• Given request: Below are entries to be transcribed exactly; exclude the pictures from the copy.

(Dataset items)
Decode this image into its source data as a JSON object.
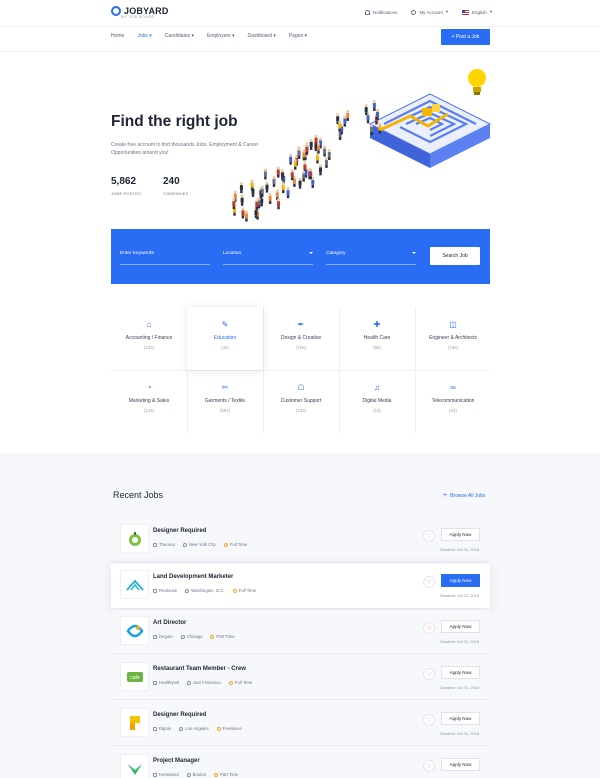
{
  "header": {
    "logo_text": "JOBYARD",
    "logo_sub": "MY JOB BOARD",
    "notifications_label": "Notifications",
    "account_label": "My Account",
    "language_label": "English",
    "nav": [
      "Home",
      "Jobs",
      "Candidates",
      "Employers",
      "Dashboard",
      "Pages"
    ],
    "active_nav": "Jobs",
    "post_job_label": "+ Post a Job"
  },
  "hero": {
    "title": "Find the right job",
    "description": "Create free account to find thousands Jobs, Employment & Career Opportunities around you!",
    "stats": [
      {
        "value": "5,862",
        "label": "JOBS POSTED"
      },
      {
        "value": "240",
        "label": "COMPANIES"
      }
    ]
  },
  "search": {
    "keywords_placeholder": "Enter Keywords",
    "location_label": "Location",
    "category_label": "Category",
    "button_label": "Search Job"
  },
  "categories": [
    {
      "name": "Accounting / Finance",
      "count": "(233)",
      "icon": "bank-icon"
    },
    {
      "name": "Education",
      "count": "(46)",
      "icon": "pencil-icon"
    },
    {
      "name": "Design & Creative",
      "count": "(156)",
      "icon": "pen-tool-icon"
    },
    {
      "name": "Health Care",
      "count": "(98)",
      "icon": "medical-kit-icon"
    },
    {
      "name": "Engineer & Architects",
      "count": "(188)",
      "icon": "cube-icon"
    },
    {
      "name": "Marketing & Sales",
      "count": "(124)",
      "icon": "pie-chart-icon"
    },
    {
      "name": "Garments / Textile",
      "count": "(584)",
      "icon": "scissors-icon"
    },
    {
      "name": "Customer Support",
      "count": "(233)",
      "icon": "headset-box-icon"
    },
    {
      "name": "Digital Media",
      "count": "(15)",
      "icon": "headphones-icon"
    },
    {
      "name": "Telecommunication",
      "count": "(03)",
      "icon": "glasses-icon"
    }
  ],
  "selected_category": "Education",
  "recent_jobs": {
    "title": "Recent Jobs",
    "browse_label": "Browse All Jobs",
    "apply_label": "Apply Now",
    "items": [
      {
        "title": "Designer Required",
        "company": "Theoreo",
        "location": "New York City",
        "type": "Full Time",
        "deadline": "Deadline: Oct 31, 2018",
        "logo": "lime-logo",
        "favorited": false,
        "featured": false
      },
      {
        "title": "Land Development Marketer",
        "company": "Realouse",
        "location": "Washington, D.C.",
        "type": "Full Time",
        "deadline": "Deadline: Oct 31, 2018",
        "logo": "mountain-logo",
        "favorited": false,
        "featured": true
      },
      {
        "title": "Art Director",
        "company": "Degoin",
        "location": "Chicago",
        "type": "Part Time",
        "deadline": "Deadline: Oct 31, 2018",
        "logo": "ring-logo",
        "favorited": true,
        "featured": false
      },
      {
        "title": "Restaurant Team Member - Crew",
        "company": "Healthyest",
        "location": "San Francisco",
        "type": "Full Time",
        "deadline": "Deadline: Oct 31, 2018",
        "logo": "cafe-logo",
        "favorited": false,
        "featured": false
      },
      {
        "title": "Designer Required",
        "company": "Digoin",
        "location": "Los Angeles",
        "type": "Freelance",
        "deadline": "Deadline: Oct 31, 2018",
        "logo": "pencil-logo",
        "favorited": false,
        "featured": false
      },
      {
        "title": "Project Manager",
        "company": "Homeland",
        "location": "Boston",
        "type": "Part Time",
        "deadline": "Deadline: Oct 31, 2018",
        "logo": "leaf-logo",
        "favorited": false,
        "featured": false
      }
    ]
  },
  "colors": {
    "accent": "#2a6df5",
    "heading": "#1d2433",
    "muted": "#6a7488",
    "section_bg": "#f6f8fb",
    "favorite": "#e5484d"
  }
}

• The answer:
Decode this image into its source data as a JSON object.
{
  "header": {
    "logo_text": "JOBYARD",
    "logo_sub": "MY JOB BOARD",
    "notifications_label": "Notifications",
    "account_label": "My Account",
    "language_label": "English",
    "nav": [
      "Home",
      "Jobs",
      "Candidates",
      "Employers",
      "Dashboard",
      "Pages"
    ],
    "active_nav": "Jobs",
    "post_job_label": "+ Post a Job"
  },
  "hero": {
    "title": "Find the right job",
    "description": "Create free account to find thousands Jobs, Employment & Career Opportunities around you!",
    "stats": [
      {
        "value": "5,862",
        "label": "JOBS POSTED"
      },
      {
        "value": "240",
        "label": "COMPANIES"
      }
    ]
  },
  "search": {
    "keywords_placeholder": "Enter Keywords",
    "location_label": "Location",
    "category_label": "Category",
    "button_label": "Search Job"
  },
  "categories": [
    {
      "name": "Accounting / Finance",
      "count": "(233)",
      "icon": "bank-icon"
    },
    {
      "name": "Education",
      "count": "(46)",
      "icon": "pencil-icon"
    },
    {
      "name": "Design & Creative",
      "count": "(156)",
      "icon": "pen-tool-icon"
    },
    {
      "name": "Health Care",
      "count": "(98)",
      "icon": "medical-kit-icon"
    },
    {
      "name": "Engineer & Architects",
      "count": "(188)",
      "icon": "cube-icon"
    },
    {
      "name": "Marketing & Sales",
      "count": "(124)",
      "icon": "pie-chart-icon"
    },
    {
      "name": "Garments / Textile",
      "count": "(584)",
      "icon": "scissors-icon"
    },
    {
      "name": "Customer Support",
      "count": "(233)",
      "icon": "headset-box-icon"
    },
    {
      "name": "Digital Media",
      "count": "(15)",
      "icon": "headphones-icon"
    },
    {
      "name": "Telecommunication",
      "count": "(03)",
      "icon": "glasses-icon"
    }
  ],
  "selected_category": "Education",
  "recent_jobs": {
    "title": "Recent Jobs",
    "browse_label": "Browse All Jobs",
    "apply_label": "Apply Now",
    "items": [
      {
        "title": "Designer Required",
        "company": "Theoreo",
        "location": "New York City",
        "type": "Full Time",
        "deadline": "Deadline: Oct 31, 2018",
        "logo": "lime-logo",
        "favorited": false,
        "featured": false
      },
      {
        "title": "Land Development Marketer",
        "company": "Realouse",
        "location": "Washington, D.C.",
        "type": "Full Time",
        "deadline": "Deadline: Oct 31, 2018",
        "logo": "mountain-logo",
        "favorited": false,
        "featured": true
      },
      {
        "title": "Art Director",
        "company": "Degoin",
        "location": "Chicago",
        "type": "Part Time",
        "deadline": "Deadline: Oct 31, 2018",
        "logo": "ring-logo",
        "favorited": true,
        "featured": false
      },
      {
        "title": "Restaurant Team Member - Crew",
        "company": "Healthyest",
        "location": "San Francisco",
        "type": "Full Time",
        "deadline": "Deadline: Oct 31, 2018",
        "logo": "cafe-logo",
        "favorited": false,
        "featured": false
      },
      {
        "title": "Designer Required",
        "company": "Digoin",
        "location": "Los Angeles",
        "type": "Freelance",
        "deadline": "Deadline: Oct 31, 2018",
        "logo": "pencil-logo",
        "favorited": false,
        "featured": false
      },
      {
        "title": "Project Manager",
        "company": "Homeland",
        "location": "Boston",
        "type": "Part Time",
        "deadline": "Deadline: Oct 31, 2018",
        "logo": "leaf-logo",
        "favorited": false,
        "featured": false
      }
    ]
  },
  "colors": {
    "accent": "#2a6df5",
    "heading": "#1d2433",
    "muted": "#6a7488",
    "section_bg": "#f6f8fb",
    "favorite": "#e5484d"
  }
}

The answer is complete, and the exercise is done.